# Dataset rows
↓
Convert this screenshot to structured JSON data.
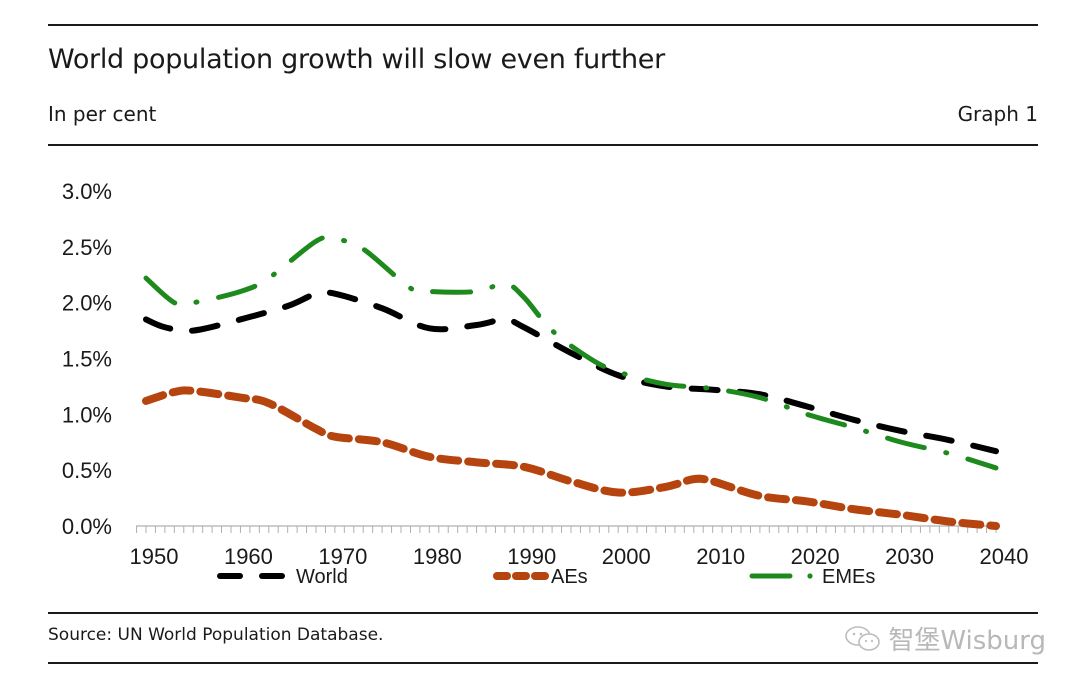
{
  "header": {
    "title": "World population growth will slow even further",
    "subtitle": "In per cent",
    "graph_number": "Graph 1"
  },
  "footer": {
    "source": "Source: UN World Population Database.",
    "watermark": "智堡Wisburg"
  },
  "chart_data": {
    "type": "line",
    "title": "World population growth will slow even further",
    "xlabel": "",
    "ylabel": "In per cent",
    "xlim": [
      1950,
      2040
    ],
    "ylim": [
      0,
      3.0
    ],
    "x_ticks": [
      1950,
      1960,
      1970,
      1980,
      1990,
      2000,
      2010,
      2020,
      2030,
      2040
    ],
    "x_tick_labels": [
      "1950",
      "1960",
      "1970",
      "1980",
      "1990",
      "2000",
      "2010",
      "2020",
      "2030",
      "2040"
    ],
    "y_ticks": [
      0,
      0.5,
      1.0,
      1.5,
      2.0,
      2.5,
      3.0
    ],
    "y_tick_labels": [
      "0.0%",
      "0.5%",
      "1.0%",
      "1.5%",
      "2.0%",
      "2.5%",
      "3.0%"
    ],
    "grid": false,
    "legend_position": "bottom",
    "series": [
      {
        "name": "World",
        "color": "#000000",
        "style": "dashed",
        "x": [
          1950,
          1952,
          1955,
          1960,
          1965,
          1968,
          1970,
          1975,
          1980,
          1985,
          1988,
          1990,
          1995,
          2000,
          2005,
          2010,
          2015,
          2020,
          2025,
          2030,
          2035,
          2040
        ],
        "values": [
          1.85,
          1.78,
          1.75,
          1.85,
          1.97,
          2.08,
          2.08,
          1.95,
          1.77,
          1.8,
          1.85,
          1.78,
          1.55,
          1.35,
          1.25,
          1.22,
          1.18,
          1.07,
          0.95,
          0.85,
          0.77,
          0.67
        ]
      },
      {
        "name": "AEs",
        "color": "#b5440f",
        "style": "short-dashed",
        "x": [
          1950,
          1953,
          1955,
          1960,
          1963,
          1968,
          1970,
          1975,
          1980,
          1985,
          1990,
          1995,
          2000,
          2005,
          2008,
          2010,
          2015,
          2020,
          2025,
          2030,
          2035,
          2040
        ],
        "values": [
          1.12,
          1.2,
          1.21,
          1.15,
          1.1,
          0.87,
          0.8,
          0.75,
          0.62,
          0.57,
          0.53,
          0.4,
          0.3,
          0.35,
          0.42,
          0.4,
          0.27,
          0.22,
          0.15,
          0.1,
          0.04,
          0.0
        ]
      },
      {
        "name": "EMEs",
        "color": "#1e8a1e",
        "style": "dash-dot",
        "x": [
          1950,
          1953,
          1955,
          1960,
          1963,
          1968,
          1970,
          1973,
          1978,
          1980,
          1985,
          1988,
          1990,
          1993,
          1997,
          2000,
          2005,
          2010,
          2015,
          2020,
          2025,
          2030,
          2035,
          2040
        ],
        "values": [
          2.22,
          2.0,
          2.0,
          2.1,
          2.22,
          2.55,
          2.57,
          2.48,
          2.13,
          2.1,
          2.1,
          2.17,
          2.05,
          1.75,
          1.5,
          1.38,
          1.27,
          1.23,
          1.15,
          1.0,
          0.88,
          0.75,
          0.65,
          0.52
        ]
      }
    ]
  }
}
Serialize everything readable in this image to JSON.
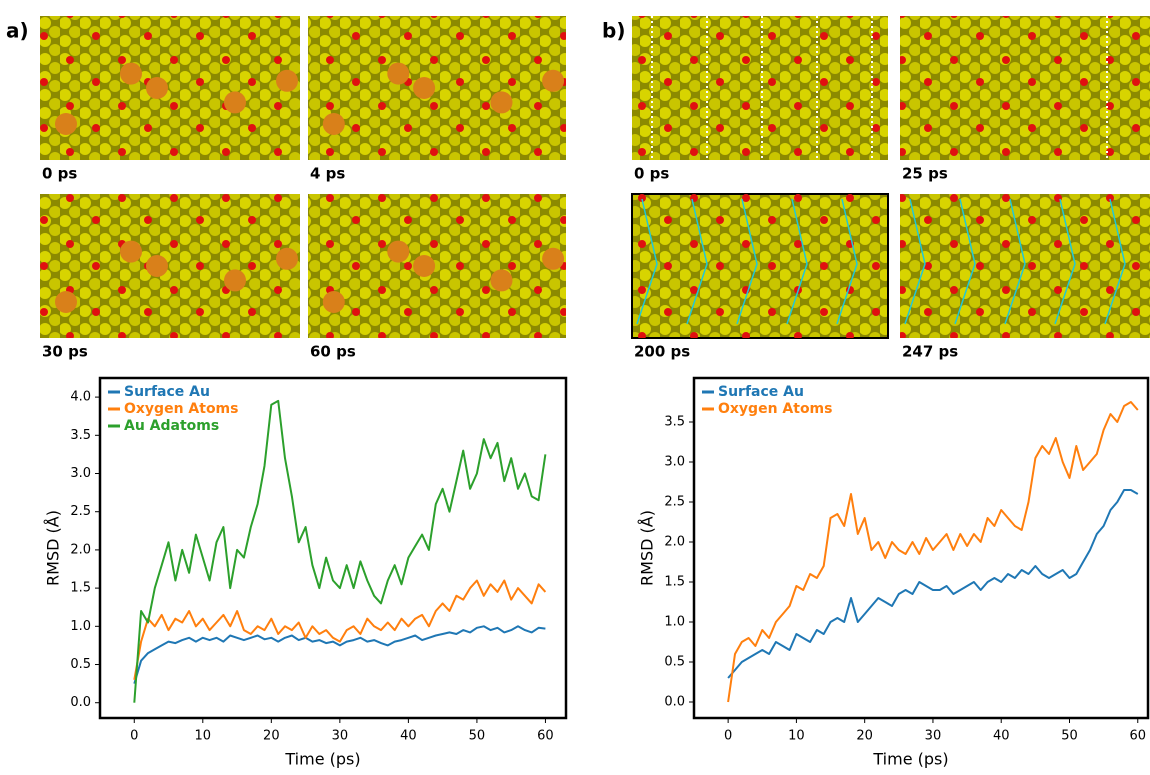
↑
# Description of the task
Restate the data above exactly, stripping out each image.

# Finished answer
Convert this screenshot to structured JSON data.
{
  "header": {
    "title": "World population growth will slow even further",
    "subtitle": "In per cent",
    "graph_number": "Graph 1"
  },
  "footer": {
    "source": "Source: UN World Population Database.",
    "watermark": "智堡Wisburg"
  },
  "chart_data": {
    "type": "line",
    "title": "World population growth will slow even further",
    "xlabel": "",
    "ylabel": "In per cent",
    "xlim": [
      1950,
      2040
    ],
    "ylim": [
      0,
      3.0
    ],
    "x_ticks": [
      1950,
      1960,
      1970,
      1980,
      1990,
      2000,
      2010,
      2020,
      2030,
      2040
    ],
    "x_tick_labels": [
      "1950",
      "1960",
      "1970",
      "1980",
      "1990",
      "2000",
      "2010",
      "2020",
      "2030",
      "2040"
    ],
    "y_ticks": [
      0,
      0.5,
      1.0,
      1.5,
      2.0,
      2.5,
      3.0
    ],
    "y_tick_labels": [
      "0.0%",
      "0.5%",
      "1.0%",
      "1.5%",
      "2.0%",
      "2.5%",
      "3.0%"
    ],
    "grid": false,
    "legend_position": "bottom",
    "series": [
      {
        "name": "World",
        "color": "#000000",
        "style": "dashed",
        "x": [
          1950,
          1952,
          1955,
          1960,
          1965,
          1968,
          1970,
          1975,
          1980,
          1985,
          1988,
          1990,
          1995,
          2000,
          2005,
          2010,
          2015,
          2020,
          2025,
          2030,
          2035,
          2040
        ],
        "values": [
          1.85,
          1.78,
          1.75,
          1.85,
          1.97,
          2.08,
          2.08,
          1.95,
          1.77,
          1.8,
          1.85,
          1.78,
          1.55,
          1.35,
          1.25,
          1.22,
          1.18,
          1.07,
          0.95,
          0.85,
          0.77,
          0.67
        ]
      },
      {
        "name": "AEs",
        "color": "#b5440f",
        "style": "short-dashed",
        "x": [
          1950,
          1953,
          1955,
          1960,
          1963,
          1968,
          1970,
          1975,
          1980,
          1985,
          1990,
          1995,
          2000,
          2005,
          2008,
          2010,
          2015,
          2020,
          2025,
          2030,
          2035,
          2040
        ],
        "values": [
          1.12,
          1.2,
          1.21,
          1.15,
          1.1,
          0.87,
          0.8,
          0.75,
          0.62,
          0.57,
          0.53,
          0.4,
          0.3,
          0.35,
          0.42,
          0.4,
          0.27,
          0.22,
          0.15,
          0.1,
          0.04,
          0.0
        ]
      },
      {
        "name": "EMEs",
        "color": "#1e8a1e",
        "style": "dash-dot",
        "x": [
          1950,
          1953,
          1955,
          1960,
          1963,
          1968,
          1970,
          1973,
          1978,
          1980,
          1985,
          1988,
          1990,
          1993,
          1997,
          2000,
          2005,
          2010,
          2015,
          2020,
          2025,
          2030,
          2035,
          2040
        ],
        "values": [
          2.22,
          2.0,
          2.0,
          2.1,
          2.22,
          2.55,
          2.57,
          2.48,
          2.13,
          2.1,
          2.1,
          2.17,
          2.05,
          1.75,
          1.5,
          1.38,
          1.27,
          1.23,
          1.15,
          1.0,
          0.88,
          0.75,
          0.65,
          0.52
        ]
      }
    ]
  }
}
Serialize everything readable in this image to JSON.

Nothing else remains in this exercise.